- _SUPPLIED DATA_
---

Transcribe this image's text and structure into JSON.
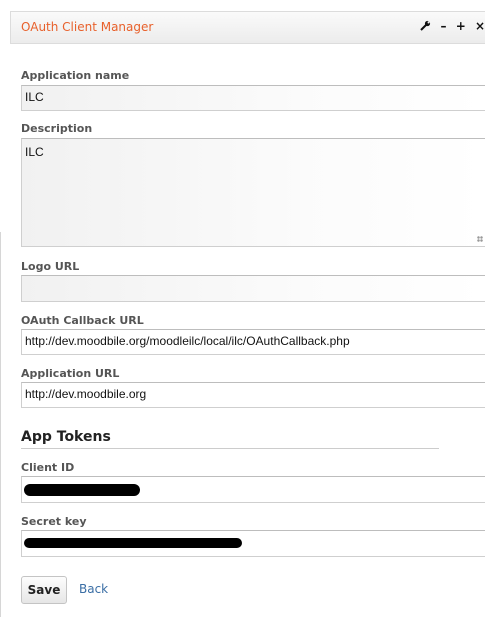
{
  "window": {
    "title": "OAuth Client Manager",
    "controls": [
      {
        "icon": "wrench-icon"
      },
      {
        "label": "–"
      },
      {
        "label": "+"
      },
      {
        "label": "×"
      }
    ],
    "accent_color": "#e8612c"
  },
  "form": {
    "application_name": {
      "label": "Application name",
      "value": "ILC"
    },
    "description": {
      "label": "Description",
      "value": "ILC"
    },
    "logo_url": {
      "label": "Logo URL",
      "value": ""
    },
    "callback_url": {
      "label": "OAuth Callback URL",
      "value": "http://dev.moodbile.org/moodleilc/local/ilc/OAuthCallback.php"
    },
    "application_url": {
      "label": "Application URL",
      "value": "http://dev.moodbile.org"
    }
  },
  "tokens": {
    "section_title": "App Tokens",
    "client_id": {
      "label": "Client ID",
      "redacted": true
    },
    "secret_key": {
      "label": "Secret key",
      "redacted": true
    }
  },
  "actions": {
    "save_label": "Save",
    "back_label": "Back"
  }
}
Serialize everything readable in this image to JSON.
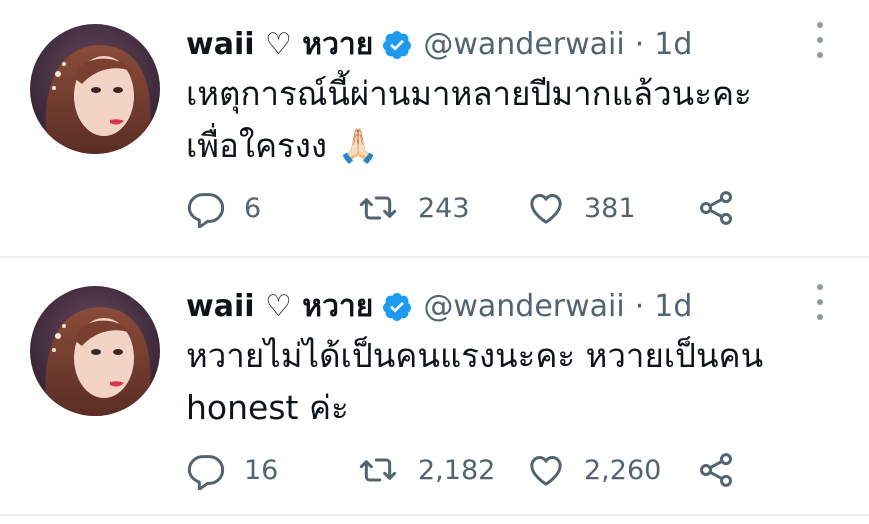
{
  "colors": {
    "text": "#0f1419",
    "muted": "#536471",
    "verified": "#1d9bf0",
    "divider": "#eceef0"
  },
  "tweets": [
    {
      "display_name": "waii ♡ หวาย",
      "handle": "@wanderwaii",
      "separator": "·",
      "time": "1d",
      "text_lines": [
        "เหตุการณ์นี้ผ่านมาหลายปีมากแล้วนะคะ",
        "เพื่อใครงง 🙏🏻"
      ],
      "replies": "6",
      "retweets": "243",
      "likes": "381",
      "icons": [
        "reply-icon",
        "retweet-icon",
        "like-icon",
        "share-icon",
        "more-icon",
        "verified-icon"
      ]
    },
    {
      "display_name": "waii ♡ หวาย",
      "handle": "@wanderwaii",
      "separator": "·",
      "time": "1d",
      "text_lines": [
        "หวายไม่ได้เป็นคนแรงนะคะ หวายเป็นคน",
        "honest ค่ะ"
      ],
      "replies": "16",
      "retweets": "2,182",
      "likes": "2,260",
      "icons": [
        "reply-icon",
        "retweet-icon",
        "like-icon",
        "share-icon",
        "more-icon",
        "verified-icon"
      ]
    }
  ]
}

---

- _AIM_
Leave the pictures out and write out every entry exactly as given.

- _FINISHED TASK_
Transcribe this image's text and structure into JSON.
{
  "window": {
    "title": "OAuth Client Manager",
    "controls": [
      {
        "icon": "wrench-icon"
      },
      {
        "label": "–"
      },
      {
        "label": "+"
      },
      {
        "label": "×"
      }
    ],
    "accent_color": "#e8612c"
  },
  "form": {
    "application_name": {
      "label": "Application name",
      "value": "ILC"
    },
    "description": {
      "label": "Description",
      "value": "ILC"
    },
    "logo_url": {
      "label": "Logo URL",
      "value": ""
    },
    "callback_url": {
      "label": "OAuth Callback URL",
      "value": "http://dev.moodbile.org/moodleilc/local/ilc/OAuthCallback.php"
    },
    "application_url": {
      "label": "Application URL",
      "value": "http://dev.moodbile.org"
    }
  },
  "tokens": {
    "section_title": "App Tokens",
    "client_id": {
      "label": "Client ID",
      "redacted": true
    },
    "secret_key": {
      "label": "Secret key",
      "redacted": true
    }
  },
  "actions": {
    "save_label": "Save",
    "back_label": "Back"
  }
}
Serialize everything readable in this image to JSON.
{
  "colors": {
    "text": "#0f1419",
    "muted": "#536471",
    "verified": "#1d9bf0",
    "divider": "#eceef0"
  },
  "tweets": [
    {
      "display_name": "waii ♡ หวาย",
      "handle": "@wanderwaii",
      "separator": "·",
      "time": "1d",
      "text_lines": [
        "เหตุการณ์นี้ผ่านมาหลายปีมากแล้วนะคะ",
        "เพื่อใครงง 🙏🏻"
      ],
      "replies": "6",
      "retweets": "243",
      "likes": "381",
      "icons": [
        "reply-icon",
        "retweet-icon",
        "like-icon",
        "share-icon",
        "more-icon",
        "verified-icon"
      ]
    },
    {
      "display_name": "waii ♡ หวาย",
      "handle": "@wanderwaii",
      "separator": "·",
      "time": "1d",
      "text_lines": [
        "หวายไม่ได้เป็นคนแรงนะคะ หวายเป็นคน",
        "honest ค่ะ"
      ],
      "replies": "16",
      "retweets": "2,182",
      "likes": "2,260",
      "icons": [
        "reply-icon",
        "retweet-icon",
        "like-icon",
        "share-icon",
        "more-icon",
        "verified-icon"
      ]
    }
  ]
}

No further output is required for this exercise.